**Problem to work on**:
Copy out all lines where "Fixed" appears.

··· Records shown ···

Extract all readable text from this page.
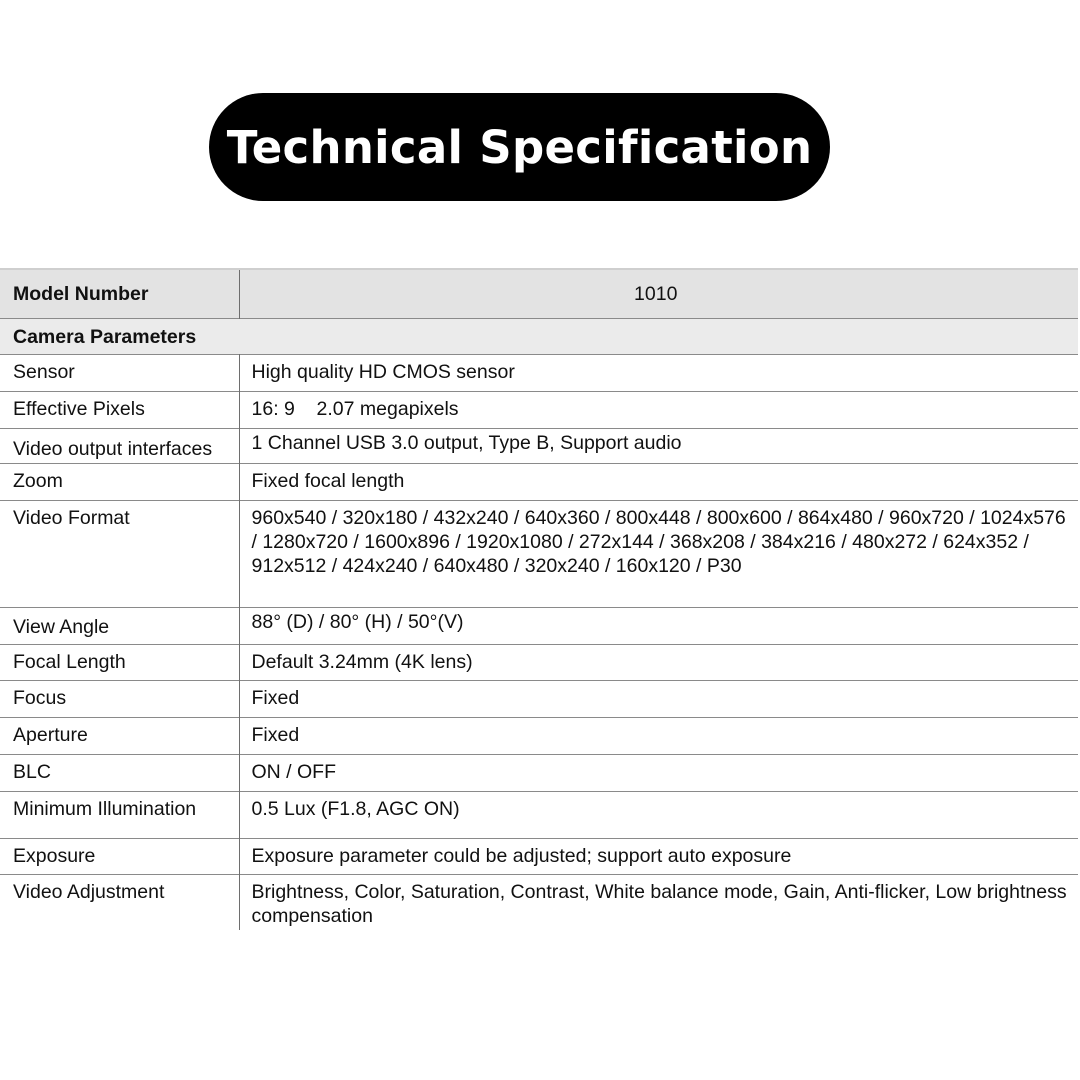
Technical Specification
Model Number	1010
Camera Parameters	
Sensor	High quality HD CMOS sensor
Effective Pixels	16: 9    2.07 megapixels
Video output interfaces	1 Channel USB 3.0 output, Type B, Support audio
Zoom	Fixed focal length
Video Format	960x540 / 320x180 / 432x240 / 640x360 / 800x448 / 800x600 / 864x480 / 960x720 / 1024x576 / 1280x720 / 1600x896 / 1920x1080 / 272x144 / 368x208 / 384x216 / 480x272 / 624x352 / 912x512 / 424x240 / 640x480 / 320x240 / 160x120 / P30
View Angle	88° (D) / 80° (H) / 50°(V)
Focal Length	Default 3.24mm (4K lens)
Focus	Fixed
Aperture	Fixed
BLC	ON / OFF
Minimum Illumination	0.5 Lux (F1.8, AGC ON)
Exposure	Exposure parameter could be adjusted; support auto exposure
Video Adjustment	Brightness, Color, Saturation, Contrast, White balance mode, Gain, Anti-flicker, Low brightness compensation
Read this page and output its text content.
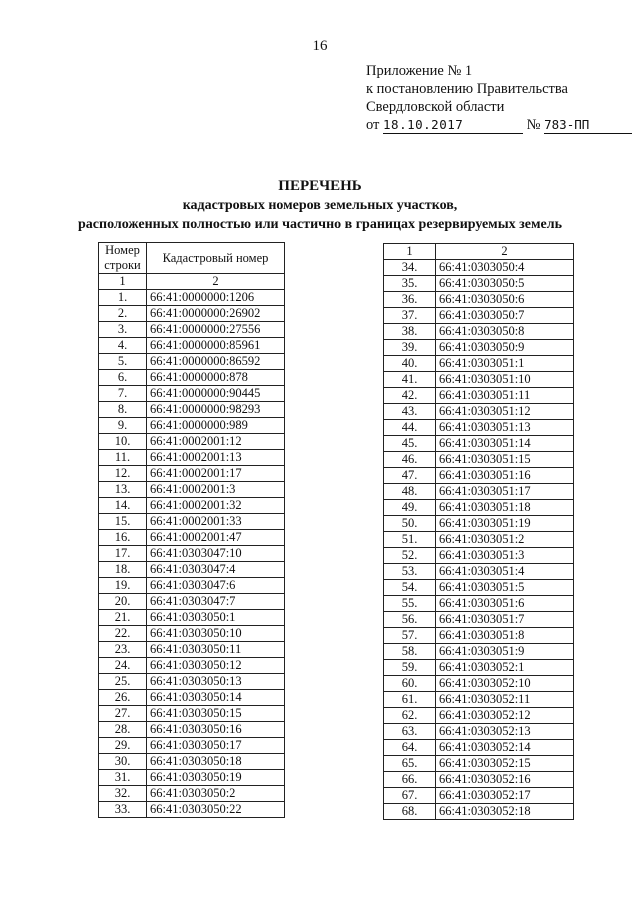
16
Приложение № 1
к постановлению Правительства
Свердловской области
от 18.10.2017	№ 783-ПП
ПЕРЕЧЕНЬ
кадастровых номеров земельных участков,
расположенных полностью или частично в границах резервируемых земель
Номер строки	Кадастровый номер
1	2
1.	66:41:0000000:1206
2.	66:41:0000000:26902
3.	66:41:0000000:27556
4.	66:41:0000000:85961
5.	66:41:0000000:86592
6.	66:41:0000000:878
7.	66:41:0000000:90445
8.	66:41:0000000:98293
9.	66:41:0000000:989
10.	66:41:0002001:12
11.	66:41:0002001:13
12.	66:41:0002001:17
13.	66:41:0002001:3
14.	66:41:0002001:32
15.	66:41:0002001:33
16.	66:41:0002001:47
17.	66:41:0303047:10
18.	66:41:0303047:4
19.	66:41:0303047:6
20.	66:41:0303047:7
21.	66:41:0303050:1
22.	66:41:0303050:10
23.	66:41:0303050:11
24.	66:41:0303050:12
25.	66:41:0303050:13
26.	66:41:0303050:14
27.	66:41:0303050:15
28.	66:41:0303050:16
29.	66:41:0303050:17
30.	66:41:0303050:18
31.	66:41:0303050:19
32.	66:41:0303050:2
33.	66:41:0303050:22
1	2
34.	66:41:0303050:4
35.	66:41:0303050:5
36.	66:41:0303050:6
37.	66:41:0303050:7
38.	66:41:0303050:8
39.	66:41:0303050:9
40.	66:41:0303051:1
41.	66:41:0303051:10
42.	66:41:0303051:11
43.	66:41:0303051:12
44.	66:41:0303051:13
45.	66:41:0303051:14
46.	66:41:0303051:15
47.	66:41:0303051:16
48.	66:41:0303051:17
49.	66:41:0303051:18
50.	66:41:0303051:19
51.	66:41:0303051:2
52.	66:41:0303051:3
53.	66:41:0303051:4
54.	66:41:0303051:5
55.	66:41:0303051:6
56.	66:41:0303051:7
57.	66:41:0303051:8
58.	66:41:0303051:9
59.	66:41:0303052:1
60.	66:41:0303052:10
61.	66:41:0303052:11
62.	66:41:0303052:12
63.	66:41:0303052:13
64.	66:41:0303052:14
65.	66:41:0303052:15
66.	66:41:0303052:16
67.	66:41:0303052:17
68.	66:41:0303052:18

···
··· Records shown ···

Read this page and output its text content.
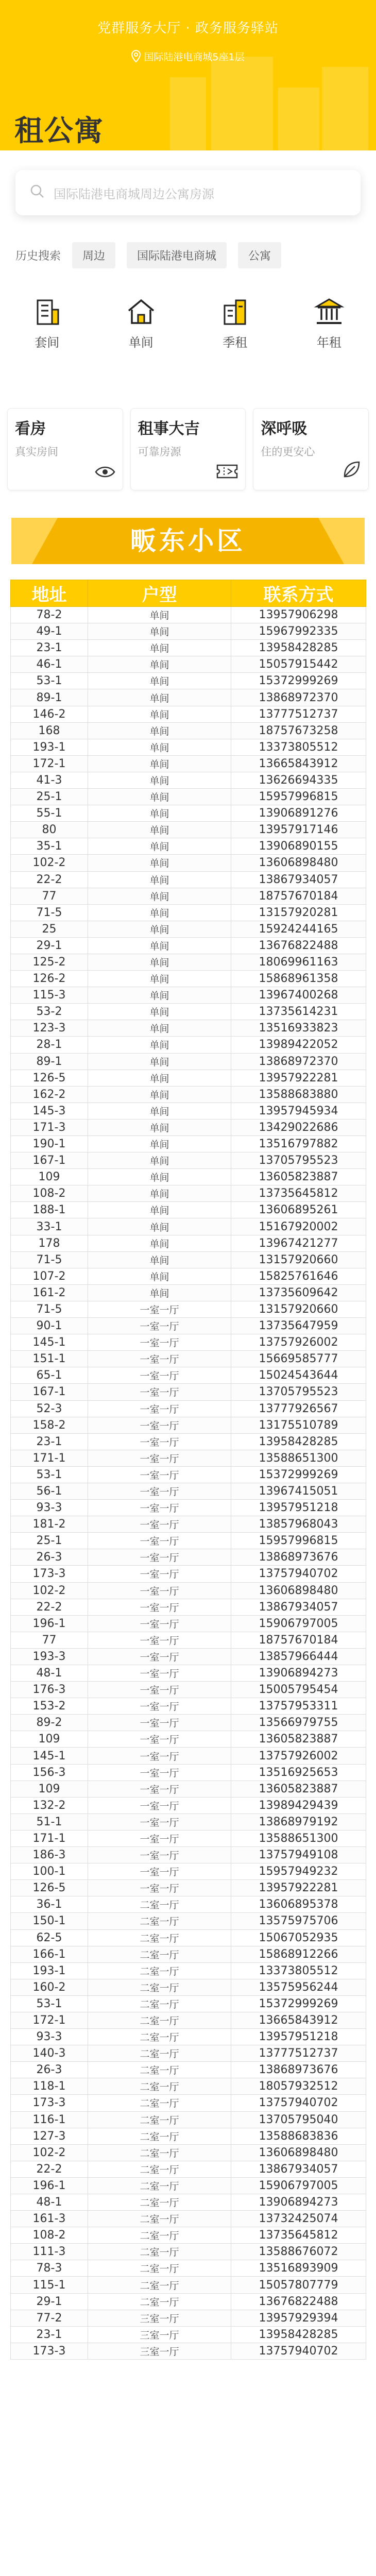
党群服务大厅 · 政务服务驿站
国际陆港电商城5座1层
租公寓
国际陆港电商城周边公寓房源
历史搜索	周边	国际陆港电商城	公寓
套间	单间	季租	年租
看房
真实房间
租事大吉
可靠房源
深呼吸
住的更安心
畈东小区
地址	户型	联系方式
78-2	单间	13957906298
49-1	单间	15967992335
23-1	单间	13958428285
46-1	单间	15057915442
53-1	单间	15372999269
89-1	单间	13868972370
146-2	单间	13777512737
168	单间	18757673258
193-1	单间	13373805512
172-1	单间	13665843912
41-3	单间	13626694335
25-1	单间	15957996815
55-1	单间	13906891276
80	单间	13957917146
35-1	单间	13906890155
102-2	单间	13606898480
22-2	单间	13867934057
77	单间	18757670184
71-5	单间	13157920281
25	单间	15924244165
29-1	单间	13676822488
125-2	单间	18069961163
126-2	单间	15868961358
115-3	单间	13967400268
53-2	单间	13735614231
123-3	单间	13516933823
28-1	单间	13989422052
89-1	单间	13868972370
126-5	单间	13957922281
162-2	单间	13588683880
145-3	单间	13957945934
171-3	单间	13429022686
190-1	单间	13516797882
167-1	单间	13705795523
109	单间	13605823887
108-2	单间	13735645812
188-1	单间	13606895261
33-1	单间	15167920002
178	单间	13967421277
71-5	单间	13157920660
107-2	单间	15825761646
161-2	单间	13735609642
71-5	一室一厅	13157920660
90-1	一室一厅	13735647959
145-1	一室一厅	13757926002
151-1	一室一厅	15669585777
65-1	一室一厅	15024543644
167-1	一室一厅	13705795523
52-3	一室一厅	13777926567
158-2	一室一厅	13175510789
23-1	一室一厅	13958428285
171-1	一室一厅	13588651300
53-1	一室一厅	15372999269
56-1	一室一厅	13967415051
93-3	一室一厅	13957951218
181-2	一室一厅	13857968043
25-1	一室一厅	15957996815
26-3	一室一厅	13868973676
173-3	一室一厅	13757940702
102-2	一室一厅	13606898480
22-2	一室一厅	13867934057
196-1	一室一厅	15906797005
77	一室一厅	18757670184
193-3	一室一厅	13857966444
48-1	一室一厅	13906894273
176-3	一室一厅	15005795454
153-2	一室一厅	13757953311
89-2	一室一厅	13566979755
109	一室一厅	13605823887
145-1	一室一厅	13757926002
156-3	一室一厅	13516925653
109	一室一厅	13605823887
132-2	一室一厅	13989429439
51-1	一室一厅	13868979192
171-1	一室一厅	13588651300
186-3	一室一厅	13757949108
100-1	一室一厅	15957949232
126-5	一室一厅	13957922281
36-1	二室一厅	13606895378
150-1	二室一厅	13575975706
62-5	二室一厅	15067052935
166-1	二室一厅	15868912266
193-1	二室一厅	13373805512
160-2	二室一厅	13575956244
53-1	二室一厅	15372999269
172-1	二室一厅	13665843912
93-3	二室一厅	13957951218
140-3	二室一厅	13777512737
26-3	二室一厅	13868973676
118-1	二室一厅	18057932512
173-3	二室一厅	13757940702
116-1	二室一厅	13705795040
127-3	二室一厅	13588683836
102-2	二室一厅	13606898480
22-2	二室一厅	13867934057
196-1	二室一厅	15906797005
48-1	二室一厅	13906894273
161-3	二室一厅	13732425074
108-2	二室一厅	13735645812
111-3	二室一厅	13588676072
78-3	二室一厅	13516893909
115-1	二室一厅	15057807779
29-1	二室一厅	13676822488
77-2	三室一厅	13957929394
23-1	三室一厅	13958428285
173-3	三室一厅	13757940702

···

**Expected answer**:
Zoom	Fixed focal length
Focus	Fixed
Aperture	Fixed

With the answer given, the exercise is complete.